* START INPUT *
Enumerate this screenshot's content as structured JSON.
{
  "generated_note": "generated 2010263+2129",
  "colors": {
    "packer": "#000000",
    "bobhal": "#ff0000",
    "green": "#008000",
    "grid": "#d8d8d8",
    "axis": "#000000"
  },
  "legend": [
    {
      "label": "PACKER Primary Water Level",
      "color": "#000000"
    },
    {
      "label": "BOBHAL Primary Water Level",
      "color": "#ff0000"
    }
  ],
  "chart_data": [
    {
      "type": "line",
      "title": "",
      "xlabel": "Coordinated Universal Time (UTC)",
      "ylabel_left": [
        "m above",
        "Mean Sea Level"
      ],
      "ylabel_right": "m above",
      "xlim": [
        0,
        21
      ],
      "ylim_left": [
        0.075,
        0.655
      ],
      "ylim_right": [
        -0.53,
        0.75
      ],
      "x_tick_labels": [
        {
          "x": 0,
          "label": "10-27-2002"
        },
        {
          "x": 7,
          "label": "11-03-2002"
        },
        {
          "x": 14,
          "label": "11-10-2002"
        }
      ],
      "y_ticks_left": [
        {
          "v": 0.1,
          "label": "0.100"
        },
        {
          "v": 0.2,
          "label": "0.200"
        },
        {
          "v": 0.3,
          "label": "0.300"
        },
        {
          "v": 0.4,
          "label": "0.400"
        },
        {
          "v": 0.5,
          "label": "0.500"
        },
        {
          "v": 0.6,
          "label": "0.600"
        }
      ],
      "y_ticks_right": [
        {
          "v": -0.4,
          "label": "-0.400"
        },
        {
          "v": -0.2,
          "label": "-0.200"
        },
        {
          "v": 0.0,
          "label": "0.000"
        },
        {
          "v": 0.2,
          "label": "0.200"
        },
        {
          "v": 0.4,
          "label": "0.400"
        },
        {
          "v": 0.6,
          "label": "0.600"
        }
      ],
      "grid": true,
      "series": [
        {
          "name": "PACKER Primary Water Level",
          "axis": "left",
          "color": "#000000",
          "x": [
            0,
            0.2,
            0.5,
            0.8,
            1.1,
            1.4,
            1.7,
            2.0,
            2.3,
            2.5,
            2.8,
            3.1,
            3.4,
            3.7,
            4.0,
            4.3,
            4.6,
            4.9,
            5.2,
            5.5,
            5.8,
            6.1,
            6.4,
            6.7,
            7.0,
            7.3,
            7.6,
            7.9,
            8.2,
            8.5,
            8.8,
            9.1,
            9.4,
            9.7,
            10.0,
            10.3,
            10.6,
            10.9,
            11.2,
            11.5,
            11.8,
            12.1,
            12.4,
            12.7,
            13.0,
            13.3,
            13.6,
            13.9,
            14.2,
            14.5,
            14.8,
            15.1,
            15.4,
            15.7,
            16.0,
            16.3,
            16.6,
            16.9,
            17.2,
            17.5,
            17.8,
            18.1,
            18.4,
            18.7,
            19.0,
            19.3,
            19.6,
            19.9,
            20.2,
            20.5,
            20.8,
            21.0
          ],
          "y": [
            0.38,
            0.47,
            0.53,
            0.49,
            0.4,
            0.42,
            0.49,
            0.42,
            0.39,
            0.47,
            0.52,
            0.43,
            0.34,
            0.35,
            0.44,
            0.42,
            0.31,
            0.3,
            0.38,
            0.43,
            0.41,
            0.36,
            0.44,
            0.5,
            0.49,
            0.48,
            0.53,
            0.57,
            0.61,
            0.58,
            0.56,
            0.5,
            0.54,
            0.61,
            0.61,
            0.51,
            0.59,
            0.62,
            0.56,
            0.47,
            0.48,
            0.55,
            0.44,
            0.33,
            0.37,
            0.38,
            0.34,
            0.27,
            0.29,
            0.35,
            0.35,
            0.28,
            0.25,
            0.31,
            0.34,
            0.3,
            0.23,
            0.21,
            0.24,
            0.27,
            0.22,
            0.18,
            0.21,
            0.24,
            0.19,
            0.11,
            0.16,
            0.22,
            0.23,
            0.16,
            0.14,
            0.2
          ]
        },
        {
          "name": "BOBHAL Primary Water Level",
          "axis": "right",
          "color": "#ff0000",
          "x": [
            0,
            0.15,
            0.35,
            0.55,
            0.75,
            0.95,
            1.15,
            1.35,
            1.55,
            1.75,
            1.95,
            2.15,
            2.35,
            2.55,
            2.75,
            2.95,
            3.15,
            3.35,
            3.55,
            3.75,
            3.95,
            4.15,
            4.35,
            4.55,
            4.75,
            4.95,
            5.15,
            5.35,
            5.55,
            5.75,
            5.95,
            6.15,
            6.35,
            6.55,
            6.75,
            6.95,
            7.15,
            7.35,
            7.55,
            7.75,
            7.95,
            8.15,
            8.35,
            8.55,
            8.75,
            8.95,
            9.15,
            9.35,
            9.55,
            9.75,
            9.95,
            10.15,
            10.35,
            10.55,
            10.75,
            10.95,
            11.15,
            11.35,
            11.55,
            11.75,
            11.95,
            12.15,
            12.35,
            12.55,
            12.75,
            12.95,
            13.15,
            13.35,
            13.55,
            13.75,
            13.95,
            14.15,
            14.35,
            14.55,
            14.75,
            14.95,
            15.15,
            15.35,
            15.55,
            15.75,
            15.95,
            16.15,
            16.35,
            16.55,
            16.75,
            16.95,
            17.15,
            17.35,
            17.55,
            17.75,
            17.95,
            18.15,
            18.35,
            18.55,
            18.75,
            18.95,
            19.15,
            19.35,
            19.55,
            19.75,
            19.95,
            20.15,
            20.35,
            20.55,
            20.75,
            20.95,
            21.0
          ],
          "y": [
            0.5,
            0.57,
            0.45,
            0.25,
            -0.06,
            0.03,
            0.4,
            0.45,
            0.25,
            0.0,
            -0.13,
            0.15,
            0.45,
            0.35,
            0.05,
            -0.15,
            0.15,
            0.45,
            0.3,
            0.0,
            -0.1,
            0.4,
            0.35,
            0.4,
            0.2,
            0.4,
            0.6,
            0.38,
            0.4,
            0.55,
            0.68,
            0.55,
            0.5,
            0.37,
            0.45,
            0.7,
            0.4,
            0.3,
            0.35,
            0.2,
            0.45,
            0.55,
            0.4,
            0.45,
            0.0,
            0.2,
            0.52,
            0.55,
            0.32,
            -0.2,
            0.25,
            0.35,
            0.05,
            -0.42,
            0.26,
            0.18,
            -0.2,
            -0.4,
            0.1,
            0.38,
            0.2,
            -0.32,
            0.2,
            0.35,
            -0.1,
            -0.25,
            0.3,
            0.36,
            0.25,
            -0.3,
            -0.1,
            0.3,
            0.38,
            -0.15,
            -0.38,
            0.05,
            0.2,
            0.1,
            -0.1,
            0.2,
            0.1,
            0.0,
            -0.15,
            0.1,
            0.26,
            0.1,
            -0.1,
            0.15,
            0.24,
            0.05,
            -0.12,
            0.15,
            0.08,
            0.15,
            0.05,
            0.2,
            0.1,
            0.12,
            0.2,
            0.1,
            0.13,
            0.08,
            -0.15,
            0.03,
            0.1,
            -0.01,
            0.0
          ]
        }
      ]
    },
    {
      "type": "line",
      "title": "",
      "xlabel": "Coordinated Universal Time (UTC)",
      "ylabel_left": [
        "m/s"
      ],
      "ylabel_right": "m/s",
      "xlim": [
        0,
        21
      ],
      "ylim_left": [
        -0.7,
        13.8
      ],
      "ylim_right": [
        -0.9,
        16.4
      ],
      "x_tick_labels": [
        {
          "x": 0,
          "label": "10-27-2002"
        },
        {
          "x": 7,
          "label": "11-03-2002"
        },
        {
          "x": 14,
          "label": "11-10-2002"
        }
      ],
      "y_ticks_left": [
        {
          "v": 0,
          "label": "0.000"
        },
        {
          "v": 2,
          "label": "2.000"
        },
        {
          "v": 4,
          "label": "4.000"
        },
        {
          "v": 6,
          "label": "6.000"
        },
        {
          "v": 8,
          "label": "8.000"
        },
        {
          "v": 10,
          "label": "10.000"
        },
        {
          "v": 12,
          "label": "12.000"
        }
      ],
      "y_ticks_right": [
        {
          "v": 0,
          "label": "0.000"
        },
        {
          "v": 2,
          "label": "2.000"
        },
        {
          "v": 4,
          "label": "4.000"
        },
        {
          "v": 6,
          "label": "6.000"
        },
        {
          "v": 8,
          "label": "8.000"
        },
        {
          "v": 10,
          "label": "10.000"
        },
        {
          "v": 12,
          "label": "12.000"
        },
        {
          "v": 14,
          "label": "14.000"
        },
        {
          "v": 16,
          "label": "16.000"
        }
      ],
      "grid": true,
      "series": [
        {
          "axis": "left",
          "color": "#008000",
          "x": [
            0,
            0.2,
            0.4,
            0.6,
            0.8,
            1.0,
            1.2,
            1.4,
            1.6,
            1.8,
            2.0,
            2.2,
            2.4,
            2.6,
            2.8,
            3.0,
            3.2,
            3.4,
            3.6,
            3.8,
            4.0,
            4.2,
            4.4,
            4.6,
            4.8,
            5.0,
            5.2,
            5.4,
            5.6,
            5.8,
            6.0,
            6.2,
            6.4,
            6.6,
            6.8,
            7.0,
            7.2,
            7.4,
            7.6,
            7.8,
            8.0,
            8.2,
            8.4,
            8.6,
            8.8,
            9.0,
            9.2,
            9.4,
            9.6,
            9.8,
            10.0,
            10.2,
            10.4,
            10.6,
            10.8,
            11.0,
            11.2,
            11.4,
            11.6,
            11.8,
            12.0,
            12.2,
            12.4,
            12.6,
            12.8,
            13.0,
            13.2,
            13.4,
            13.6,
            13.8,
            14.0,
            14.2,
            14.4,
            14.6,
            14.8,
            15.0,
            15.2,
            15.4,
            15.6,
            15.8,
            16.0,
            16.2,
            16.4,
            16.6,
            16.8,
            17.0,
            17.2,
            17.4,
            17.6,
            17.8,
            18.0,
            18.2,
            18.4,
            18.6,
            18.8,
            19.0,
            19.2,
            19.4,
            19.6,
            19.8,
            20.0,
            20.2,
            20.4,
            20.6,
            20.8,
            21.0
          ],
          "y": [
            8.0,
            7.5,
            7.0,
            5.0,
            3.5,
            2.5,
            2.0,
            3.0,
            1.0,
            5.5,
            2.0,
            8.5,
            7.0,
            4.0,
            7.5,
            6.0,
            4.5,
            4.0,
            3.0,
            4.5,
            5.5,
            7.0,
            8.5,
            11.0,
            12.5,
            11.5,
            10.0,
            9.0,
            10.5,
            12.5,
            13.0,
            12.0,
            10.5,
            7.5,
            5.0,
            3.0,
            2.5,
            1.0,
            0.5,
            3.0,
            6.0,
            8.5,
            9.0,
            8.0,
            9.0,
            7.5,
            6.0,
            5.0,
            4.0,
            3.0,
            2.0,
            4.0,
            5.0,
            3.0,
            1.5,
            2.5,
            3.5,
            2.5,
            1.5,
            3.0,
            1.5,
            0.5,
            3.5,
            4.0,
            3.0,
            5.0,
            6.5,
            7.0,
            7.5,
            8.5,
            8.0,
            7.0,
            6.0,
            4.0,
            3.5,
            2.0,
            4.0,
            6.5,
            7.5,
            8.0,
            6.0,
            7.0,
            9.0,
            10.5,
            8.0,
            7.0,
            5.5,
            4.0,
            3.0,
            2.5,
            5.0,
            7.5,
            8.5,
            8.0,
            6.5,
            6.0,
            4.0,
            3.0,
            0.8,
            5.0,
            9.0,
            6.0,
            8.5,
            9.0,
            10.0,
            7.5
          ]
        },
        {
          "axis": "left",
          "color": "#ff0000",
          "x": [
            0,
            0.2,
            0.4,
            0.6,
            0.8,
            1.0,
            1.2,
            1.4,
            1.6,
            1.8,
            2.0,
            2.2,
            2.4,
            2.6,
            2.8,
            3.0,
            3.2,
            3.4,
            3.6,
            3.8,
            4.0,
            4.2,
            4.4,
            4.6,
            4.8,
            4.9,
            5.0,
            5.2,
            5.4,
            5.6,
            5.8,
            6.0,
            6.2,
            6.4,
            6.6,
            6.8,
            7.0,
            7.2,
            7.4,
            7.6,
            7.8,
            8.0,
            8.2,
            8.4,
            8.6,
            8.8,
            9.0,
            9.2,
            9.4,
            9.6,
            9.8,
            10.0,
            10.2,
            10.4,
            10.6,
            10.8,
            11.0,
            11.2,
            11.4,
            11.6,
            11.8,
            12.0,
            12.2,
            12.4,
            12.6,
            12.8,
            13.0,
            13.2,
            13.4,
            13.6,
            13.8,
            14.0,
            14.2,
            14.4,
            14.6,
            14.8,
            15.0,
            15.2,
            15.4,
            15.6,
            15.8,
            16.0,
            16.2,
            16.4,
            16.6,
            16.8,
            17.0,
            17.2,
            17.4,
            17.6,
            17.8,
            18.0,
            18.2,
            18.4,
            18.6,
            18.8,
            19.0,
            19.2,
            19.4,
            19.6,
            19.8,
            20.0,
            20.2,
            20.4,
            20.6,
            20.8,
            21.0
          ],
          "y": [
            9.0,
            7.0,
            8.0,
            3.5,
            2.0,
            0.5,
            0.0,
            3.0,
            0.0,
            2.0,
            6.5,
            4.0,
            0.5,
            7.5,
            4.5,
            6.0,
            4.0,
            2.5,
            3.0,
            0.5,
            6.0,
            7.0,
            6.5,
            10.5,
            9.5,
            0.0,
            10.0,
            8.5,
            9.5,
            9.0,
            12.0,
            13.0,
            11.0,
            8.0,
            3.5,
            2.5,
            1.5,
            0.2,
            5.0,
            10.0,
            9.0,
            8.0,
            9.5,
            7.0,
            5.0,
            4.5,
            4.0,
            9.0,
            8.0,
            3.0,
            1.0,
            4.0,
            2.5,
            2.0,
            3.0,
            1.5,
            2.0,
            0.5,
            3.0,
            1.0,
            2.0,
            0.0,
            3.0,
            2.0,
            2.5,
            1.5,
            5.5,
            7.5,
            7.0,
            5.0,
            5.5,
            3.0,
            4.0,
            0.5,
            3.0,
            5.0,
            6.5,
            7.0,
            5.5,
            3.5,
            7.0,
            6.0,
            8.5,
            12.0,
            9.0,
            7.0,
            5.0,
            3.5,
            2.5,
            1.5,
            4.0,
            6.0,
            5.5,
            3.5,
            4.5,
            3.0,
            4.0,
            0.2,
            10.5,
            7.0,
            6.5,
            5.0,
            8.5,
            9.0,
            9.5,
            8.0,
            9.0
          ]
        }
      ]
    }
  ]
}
* END INPUT *
● TASK INSTRUCTIONS
Show all lines from the listing above in which "Primary" appears.

● TASK RESULT
      "label": "PACKER Primary Water Level",
      "label": "BOBHAL Primary Water Level",
          "name": "PACKER Primary Water Level",
          "name": "BOBHAL Primary Water Level",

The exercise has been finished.